>> start
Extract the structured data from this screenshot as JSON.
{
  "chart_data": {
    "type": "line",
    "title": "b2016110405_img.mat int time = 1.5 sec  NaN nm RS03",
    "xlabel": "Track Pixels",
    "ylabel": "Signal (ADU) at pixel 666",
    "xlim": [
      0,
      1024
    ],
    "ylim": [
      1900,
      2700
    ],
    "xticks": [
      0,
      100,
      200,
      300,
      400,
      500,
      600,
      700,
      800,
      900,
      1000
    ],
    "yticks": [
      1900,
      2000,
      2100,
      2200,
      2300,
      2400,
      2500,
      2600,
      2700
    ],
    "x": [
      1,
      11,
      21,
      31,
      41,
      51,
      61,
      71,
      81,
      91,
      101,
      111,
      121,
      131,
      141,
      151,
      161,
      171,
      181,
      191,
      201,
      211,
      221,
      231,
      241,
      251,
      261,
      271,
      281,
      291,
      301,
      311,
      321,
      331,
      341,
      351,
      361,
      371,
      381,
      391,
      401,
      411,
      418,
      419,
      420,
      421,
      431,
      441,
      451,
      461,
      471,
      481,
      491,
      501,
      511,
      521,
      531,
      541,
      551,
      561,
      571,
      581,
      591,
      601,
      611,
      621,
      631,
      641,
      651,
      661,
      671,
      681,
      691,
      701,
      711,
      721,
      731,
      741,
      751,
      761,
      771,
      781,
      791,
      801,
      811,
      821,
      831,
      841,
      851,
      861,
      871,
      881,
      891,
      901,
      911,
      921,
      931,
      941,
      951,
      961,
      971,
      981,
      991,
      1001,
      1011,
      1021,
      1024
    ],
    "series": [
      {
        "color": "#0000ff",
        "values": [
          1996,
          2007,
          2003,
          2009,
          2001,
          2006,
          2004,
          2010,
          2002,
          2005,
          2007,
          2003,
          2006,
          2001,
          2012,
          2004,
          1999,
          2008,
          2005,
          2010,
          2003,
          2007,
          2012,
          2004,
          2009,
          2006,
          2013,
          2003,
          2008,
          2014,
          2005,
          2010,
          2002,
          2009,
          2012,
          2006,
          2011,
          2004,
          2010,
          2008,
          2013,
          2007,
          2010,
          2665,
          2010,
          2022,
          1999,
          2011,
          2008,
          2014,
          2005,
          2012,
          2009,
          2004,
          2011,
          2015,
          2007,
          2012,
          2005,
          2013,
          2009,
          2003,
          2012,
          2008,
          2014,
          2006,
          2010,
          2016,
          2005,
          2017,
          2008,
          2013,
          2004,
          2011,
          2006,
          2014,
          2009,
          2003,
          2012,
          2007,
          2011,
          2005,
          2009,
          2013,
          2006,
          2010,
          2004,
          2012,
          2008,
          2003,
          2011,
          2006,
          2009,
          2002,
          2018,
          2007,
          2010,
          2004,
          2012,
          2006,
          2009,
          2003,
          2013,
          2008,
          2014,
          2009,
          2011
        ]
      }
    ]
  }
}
>> end
• The problem: Would you copy out each line exactly as written?

• Answer to the task:
Extract the structured data from this screenshot as JSON.
{
  "chart_data": {
    "type": "line",
    "title": "b2016110405_img.mat int time = 1.5 sec  NaN nm RS03",
    "xlabel": "Track Pixels",
    "ylabel": "Signal (ADU) at pixel 666",
    "xlim": [
      0,
      1024
    ],
    "ylim": [
      1900,
      2700
    ],
    "xticks": [
      0,
      100,
      200,
      300,
      400,
      500,
      600,
      700,
      800,
      900,
      1000
    ],
    "yticks": [
      1900,
      2000,
      2100,
      2200,
      2300,
      2400,
      2500,
      2600,
      2700
    ],
    "x": [
      1,
      11,
      21,
      31,
      41,
      51,
      61,
      71,
      81,
      91,
      101,
      111,
      121,
      131,
      141,
      151,
      161,
      171,
      181,
      191,
      201,
      211,
      221,
      231,
      241,
      251,
      261,
      271,
      281,
      291,
      301,
      311,
      321,
      331,
      341,
      351,
      361,
      371,
      381,
      391,
      401,
      411,
      418,
      419,
      420,
      421,
      431,
      441,
      451,
      461,
      471,
      481,
      491,
      501,
      511,
      521,
      531,
      541,
      551,
      561,
      571,
      581,
      591,
      601,
      611,
      621,
      631,
      641,
      651,
      661,
      671,
      681,
      691,
      701,
      711,
      721,
      731,
      741,
      751,
      761,
      771,
      781,
      791,
      801,
      811,
      821,
      831,
      841,
      851,
      861,
      871,
      881,
      891,
      901,
      911,
      921,
      931,
      941,
      951,
      961,
      971,
      981,
      991,
      1001,
      1011,
      1021,
      1024
    ],
    "series": [
      {
        "color": "#0000ff",
        "values": [
          1996,
          2007,
          2003,
          2009,
          2001,
          2006,
          2004,
          2010,
          2002,
          2005,
          2007,
          2003,
          2006,
          2001,
          2012,
          2004,
          1999,
          2008,
          2005,
          2010,
          2003,
          2007,
          2012,
          2004,
          2009,
          2006,
          2013,
          2003,
          2008,
          2014,
          2005,
          2010,
          2002,
          2009,
          2012,
          2006,
          2011,
          2004,
          2010,
          2008,
          2013,
          2007,
          2010,
          2665,
          2010,
          2022,
          1999,
          2011,
          2008,
          2014,
          2005,
          2012,
          2009,
          2004,
          2011,
          2015,
          2007,
          2012,
          2005,
          2013,
          2009,
          2003,
          2012,
          2008,
          2014,
          2006,
          2010,
          2016,
          2005,
          2017,
          2008,
          2013,
          2004,
          2011,
          2006,
          2014,
          2009,
          2003,
          2012,
          2007,
          2011,
          2005,
          2009,
          2013,
          2006,
          2010,
          2004,
          2012,
          2008,
          2003,
          2011,
          2006,
          2009,
          2002,
          2018,
          2007,
          2010,
          2004,
          2012,
          2006,
          2009,
          2003,
          2013,
          2008,
          2014,
          2009,
          2011
        ]
      }
    ]
  }
}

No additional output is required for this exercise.